▶ _Your goal_
Each record below should appear again exactly as written.

▶ _Data shown_
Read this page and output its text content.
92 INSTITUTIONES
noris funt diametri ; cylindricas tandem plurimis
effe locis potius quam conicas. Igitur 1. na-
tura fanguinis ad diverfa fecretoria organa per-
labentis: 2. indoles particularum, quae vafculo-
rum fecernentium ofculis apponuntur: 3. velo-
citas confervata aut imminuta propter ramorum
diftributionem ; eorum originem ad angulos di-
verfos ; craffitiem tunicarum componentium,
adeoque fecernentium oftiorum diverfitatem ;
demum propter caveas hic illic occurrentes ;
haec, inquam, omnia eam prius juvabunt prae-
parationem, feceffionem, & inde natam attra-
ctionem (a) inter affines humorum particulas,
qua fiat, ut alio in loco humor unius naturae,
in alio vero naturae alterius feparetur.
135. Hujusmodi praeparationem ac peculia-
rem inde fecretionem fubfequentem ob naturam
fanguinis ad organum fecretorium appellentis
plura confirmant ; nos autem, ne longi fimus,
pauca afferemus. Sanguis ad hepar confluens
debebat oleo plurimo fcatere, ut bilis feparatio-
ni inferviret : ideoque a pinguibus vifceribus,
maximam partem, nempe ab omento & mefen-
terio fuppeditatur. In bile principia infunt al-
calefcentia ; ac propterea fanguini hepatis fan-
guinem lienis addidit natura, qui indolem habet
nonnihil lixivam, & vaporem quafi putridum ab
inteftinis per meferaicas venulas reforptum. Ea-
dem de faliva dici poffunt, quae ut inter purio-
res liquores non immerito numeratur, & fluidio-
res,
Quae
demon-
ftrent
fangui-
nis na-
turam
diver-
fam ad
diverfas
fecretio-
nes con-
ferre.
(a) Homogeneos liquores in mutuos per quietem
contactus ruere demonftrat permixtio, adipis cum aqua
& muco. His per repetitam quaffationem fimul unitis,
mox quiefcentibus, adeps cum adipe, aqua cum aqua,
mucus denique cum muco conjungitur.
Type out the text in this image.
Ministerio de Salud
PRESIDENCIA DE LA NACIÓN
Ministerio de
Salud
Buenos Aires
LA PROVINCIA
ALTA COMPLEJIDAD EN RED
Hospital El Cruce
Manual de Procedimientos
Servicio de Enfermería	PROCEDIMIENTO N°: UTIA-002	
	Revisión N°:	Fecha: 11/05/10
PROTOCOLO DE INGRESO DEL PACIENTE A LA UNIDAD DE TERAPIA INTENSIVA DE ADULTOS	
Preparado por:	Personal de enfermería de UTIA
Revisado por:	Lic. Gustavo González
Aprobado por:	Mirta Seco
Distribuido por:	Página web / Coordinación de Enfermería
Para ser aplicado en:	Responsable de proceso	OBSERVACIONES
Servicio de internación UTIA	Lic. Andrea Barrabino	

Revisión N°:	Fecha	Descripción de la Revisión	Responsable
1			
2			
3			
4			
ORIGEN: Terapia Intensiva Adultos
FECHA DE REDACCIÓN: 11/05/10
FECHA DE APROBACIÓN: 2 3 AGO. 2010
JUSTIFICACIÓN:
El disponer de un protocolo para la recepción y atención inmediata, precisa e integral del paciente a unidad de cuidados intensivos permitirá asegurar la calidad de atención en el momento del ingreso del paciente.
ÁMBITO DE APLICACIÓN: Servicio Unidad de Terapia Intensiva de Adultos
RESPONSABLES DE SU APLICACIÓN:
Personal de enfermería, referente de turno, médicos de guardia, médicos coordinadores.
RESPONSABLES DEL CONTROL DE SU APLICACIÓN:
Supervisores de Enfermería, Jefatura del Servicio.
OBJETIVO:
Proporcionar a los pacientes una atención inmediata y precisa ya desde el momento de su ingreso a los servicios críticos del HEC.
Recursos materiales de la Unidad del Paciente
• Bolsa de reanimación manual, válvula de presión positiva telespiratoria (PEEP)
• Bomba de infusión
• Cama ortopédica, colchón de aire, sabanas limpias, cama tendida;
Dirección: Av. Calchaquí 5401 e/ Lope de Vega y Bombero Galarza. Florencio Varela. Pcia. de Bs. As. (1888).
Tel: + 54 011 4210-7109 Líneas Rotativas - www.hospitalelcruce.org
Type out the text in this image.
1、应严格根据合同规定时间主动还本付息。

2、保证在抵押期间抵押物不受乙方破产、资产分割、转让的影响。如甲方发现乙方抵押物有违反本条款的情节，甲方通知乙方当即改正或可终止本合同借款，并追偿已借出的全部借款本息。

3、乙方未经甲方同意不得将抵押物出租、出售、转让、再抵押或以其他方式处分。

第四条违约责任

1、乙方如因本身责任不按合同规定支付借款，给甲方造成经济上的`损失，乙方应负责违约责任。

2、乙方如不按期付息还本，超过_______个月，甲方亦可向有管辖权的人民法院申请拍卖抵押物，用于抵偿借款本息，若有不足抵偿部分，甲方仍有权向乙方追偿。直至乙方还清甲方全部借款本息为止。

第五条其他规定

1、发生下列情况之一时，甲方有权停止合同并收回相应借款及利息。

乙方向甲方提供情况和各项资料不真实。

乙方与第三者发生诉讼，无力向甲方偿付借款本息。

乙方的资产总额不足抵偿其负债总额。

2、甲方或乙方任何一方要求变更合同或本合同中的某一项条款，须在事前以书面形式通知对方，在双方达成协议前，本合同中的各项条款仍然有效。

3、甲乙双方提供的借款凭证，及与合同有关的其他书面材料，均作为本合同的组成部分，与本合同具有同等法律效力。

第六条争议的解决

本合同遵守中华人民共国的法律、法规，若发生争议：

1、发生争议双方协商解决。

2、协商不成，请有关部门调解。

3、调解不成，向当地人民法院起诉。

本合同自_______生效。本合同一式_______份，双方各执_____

▶ _Exercise solution_
Read this page and output its text content.
92 INSTITUTIONES
noris funt diametri ; cylindricas tandem plurimis
effe locis potius quam conicas. Igitur 1. na-
tura fanguinis ad diverfa fecretoria organa per-
labentis: 2. indoles particularum, quae vafculo-
rum fecernentium ofculis apponuntur: 3. velo-
citas confervata aut imminuta propter ramorum
diftributionem ; eorum originem ad angulos di-
verfos ; craffitiem tunicarum componentium,
adeoque fecernentium oftiorum diverfitatem ;
demum propter caveas hic illic occurrentes ;
haec, inquam, omnia eam prius juvabunt prae-
parationem, feceffionem, & inde natam attra-
ctionem (a) inter affines humorum particulas,
qua fiat, ut alio in loco humor unius naturae,
in alio vero naturae alterius feparetur.
135. Hujusmodi praeparationem ac peculia-
rem inde fecretionem fubfequentem ob naturam
fanguinis ad organum fecretorium appellentis
plura confirmant ; nos autem, ne longi fimus,
pauca afferemus. Sanguis ad hepar confluens
debebat oleo plurimo fcatere, ut bilis feparatio-
ni inferviret : ideoque a pinguibus vifceribus,
maximam partem, nempe ab omento & mefen-
terio fuppeditatur. In bile principia infunt al-
calefcentia ; ac propterea fanguini hepatis fan-
guinem lienis addidit natura, qui indolem habet
nonnihil lixivam, & vaporem quafi putridum ab
inteftinis per meferaicas venulas reforptum. Ea-
dem de faliva dici poffunt, quae ut inter purio-
res liquores non immerito numeratur, & fluidio-
res,
Quae
demon-
ftrent
fangui-
nis na-
turam
diver-
fam ad
diverfas
fecretio-
nes con-
ferre.
(a) Homogeneos liquores in mutuos per quietem
contactus ruere demonftrat permixtio, adipis cum aqua
& muco. His per repetitam quaffationem fimul unitis,
mox quiefcentibus, adeps cum adipe, aqua cum aqua,
mucus denique cum muco conjungitur.
Type out the text in this image.
Ministerio de Salud
PRESIDENCIA DE LA NACIÓN
Ministerio de
Salud
Buenos Aires
LA PROVINCIA
ALTA COMPLEJIDAD EN RED
Hospital El Cruce
Manual de Procedimientos
Servicio de Enfermería	PROCEDIMIENTO N°: UTIA-002	
	Revisión N°:	Fecha: 11/05/10
PROTOCOLO DE INGRESO DEL PACIENTE A LA UNIDAD DE TERAPIA INTENSIVA DE ADULTOS	
Preparado por:	Personal de enfermería de UTIA
Revisado por:	Lic. Gustavo González
Aprobado por:	Mirta Seco
Distribuido por:	Página web / Coordinación de Enfermería
Para ser aplicado en:	Responsable de proceso	OBSERVACIONES
Servicio de internación UTIA	Lic. Andrea Barrabino	

Revisión N°:	Fecha	Descripción de la Revisión	Responsable
1			
2			
3			
4			
ORIGEN: Terapia Intensiva Adultos
FECHA DE REDACCIÓN: 11/05/10
FECHA DE APROBACIÓN: 2 3 AGO. 2010
JUSTIFICACIÓN:
El disponer de un protocolo para la recepción y atención inmediata, precisa e integral del paciente a unidad de cuidados intensivos permitirá asegurar la calidad de atención en el momento del ingreso del paciente.
ÁMBITO DE APLICACIÓN: Servicio Unidad de Terapia Intensiva de Adultos
RESPONSABLES DE SU APLICACIÓN:
Personal de enfermería, referente de turno, médicos de guardia, médicos coordinadores.
RESPONSABLES DEL CONTROL DE SU APLICACIÓN:
Supervisores de Enfermería, Jefatura del Servicio.
OBJETIVO:
Proporcionar a los pacientes una atención inmediata y precisa ya desde el momento de su ingreso a los servicios críticos del HEC.
Recursos materiales de la Unidad del Paciente
• Bolsa de reanimación manual, válvula de presión positiva telespiratoria (PEEP)
• Bomba de infusión
• Cama ortopédica, colchón de aire, sabanas limpias, cama tendida;
Dirección: Av. Calchaquí 5401 e/ Lope de Vega y Bombero Galarza. Florencio Varela. Pcia. de Bs. As. (1888).
Tel: + 54 011 4210-7109 Líneas Rotativas - www.hospitalelcruce.org
Type out the text in this image.
1、应严格根据合同规定时间主动还本付息。

2、保证在抵押期间抵押物不受乙方破产、资产分割、转让的影响。如甲方发现乙方抵押物有违反本条款的情节，甲方通知乙方当即改正或可终止本合同借款，并追偿已借出的全部借款本息。

3、乙方未经甲方同意不得将抵押物出租、出售、转让、再抵押或以其他方式处分。

第四条违约责任

1、乙方如因本身责任不按合同规定支付借款，给甲方造成经济上的`损失，乙方应负责违约责任。

2、乙方如不按期付息还本，超过_______个月，甲方亦可向有管辖权的人民法院申请拍卖抵押物，用于抵偿借款本息，若有不足抵偿部分，甲方仍有权向乙方追偿。直至乙方还清甲方全部借款本息为止。

第五条其他规定

1、发生下列情况之一时，甲方有权停止合同并收回相应借款及利息。

乙方向甲方提供情况和各项资料不真实。

乙方与第三者发生诉讼，无力向甲方偿付借款本息。

乙方的资产总额不足抵偿其负债总额。

2、甲方或乙方任何一方要求变更合同或本合同中的某一项条款，须在事前以书面形式通知对方，在双方达成协议前，本合同中的各项条款仍然有效。

3、甲乙双方提供的借款凭证，及与合同有关的其他书面材料，均作为本合同的组成部分，与本合同具有同等法律效力。

第六条争议的解决

本合同遵守中华人民共国的法律、法规，若发生争议：

1、发生争议双方协商解决。

2、协商不成，请有关部门调解。

3、调解不成，向当地人民法院起诉。

本合同自_______生效。本合同一式_______份，双方各执_____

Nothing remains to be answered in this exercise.